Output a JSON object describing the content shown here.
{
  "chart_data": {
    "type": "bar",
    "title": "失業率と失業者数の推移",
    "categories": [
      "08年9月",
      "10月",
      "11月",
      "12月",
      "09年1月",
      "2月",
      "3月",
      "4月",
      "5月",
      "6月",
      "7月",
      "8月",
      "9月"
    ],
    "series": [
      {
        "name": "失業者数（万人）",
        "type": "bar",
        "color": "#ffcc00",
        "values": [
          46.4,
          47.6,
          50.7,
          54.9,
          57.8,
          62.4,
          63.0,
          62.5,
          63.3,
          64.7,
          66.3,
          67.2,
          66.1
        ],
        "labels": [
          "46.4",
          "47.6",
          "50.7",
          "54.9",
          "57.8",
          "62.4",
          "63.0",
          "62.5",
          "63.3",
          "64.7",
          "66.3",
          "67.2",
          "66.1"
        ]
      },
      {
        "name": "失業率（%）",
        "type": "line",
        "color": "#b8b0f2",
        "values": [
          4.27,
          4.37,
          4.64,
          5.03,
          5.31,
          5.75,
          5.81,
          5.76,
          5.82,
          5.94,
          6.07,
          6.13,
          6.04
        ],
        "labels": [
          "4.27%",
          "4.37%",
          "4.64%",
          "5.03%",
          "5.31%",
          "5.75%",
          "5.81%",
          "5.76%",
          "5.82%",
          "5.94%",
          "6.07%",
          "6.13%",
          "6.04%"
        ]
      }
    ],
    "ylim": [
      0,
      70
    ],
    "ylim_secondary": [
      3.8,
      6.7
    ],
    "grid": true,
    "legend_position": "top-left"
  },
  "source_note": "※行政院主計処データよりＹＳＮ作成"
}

========================================

→ **REQUIREMENT**:
Repeat the listing in full, keeping every line exactly as it is.

→ **RESULT**:
Output a JSON object describing the content shown here.
{
  "chart_data": {
    "type": "bar",
    "title": "失業率と失業者数の推移",
    "categories": [
      "08年9月",
      "10月",
      "11月",
      "12月",
      "09年1月",
      "2月",
      "3月",
      "4月",
      "5月",
      "6月",
      "7月",
      "8月",
      "9月"
    ],
    "series": [
      {
        "name": "失業者数（万人）",
        "type": "bar",
        "color": "#ffcc00",
        "values": [
          46.4,
          47.6,
          50.7,
          54.9,
          57.8,
          62.4,
          63.0,
          62.5,
          63.3,
          64.7,
          66.3,
          67.2,
          66.1
        ],
        "labels": [
          "46.4",
          "47.6",
          "50.7",
          "54.9",
          "57.8",
          "62.4",
          "63.0",
          "62.5",
          "63.3",
          "64.7",
          "66.3",
          "67.2",
          "66.1"
        ]
      },
      {
        "name": "失業率（%）",
        "type": "line",
        "color": "#b8b0f2",
        "values": [
          4.27,
          4.37,
          4.64,
          5.03,
          5.31,
          5.75,
          5.81,
          5.76,
          5.82,
          5.94,
          6.07,
          6.13,
          6.04
        ],
        "labels": [
          "4.27%",
          "4.37%",
          "4.64%",
          "5.03%",
          "5.31%",
          "5.75%",
          "5.81%",
          "5.76%",
          "5.82%",
          "5.94%",
          "6.07%",
          "6.13%",
          "6.04%"
        ]
      }
    ],
    "ylim": [
      0,
      70
    ],
    "ylim_secondary": [
      3.8,
      6.7
    ],
    "grid": true,
    "legend_position": "top-left"
  },
  "source_note": "※行政院主計処データよりＹＳＮ作成"
}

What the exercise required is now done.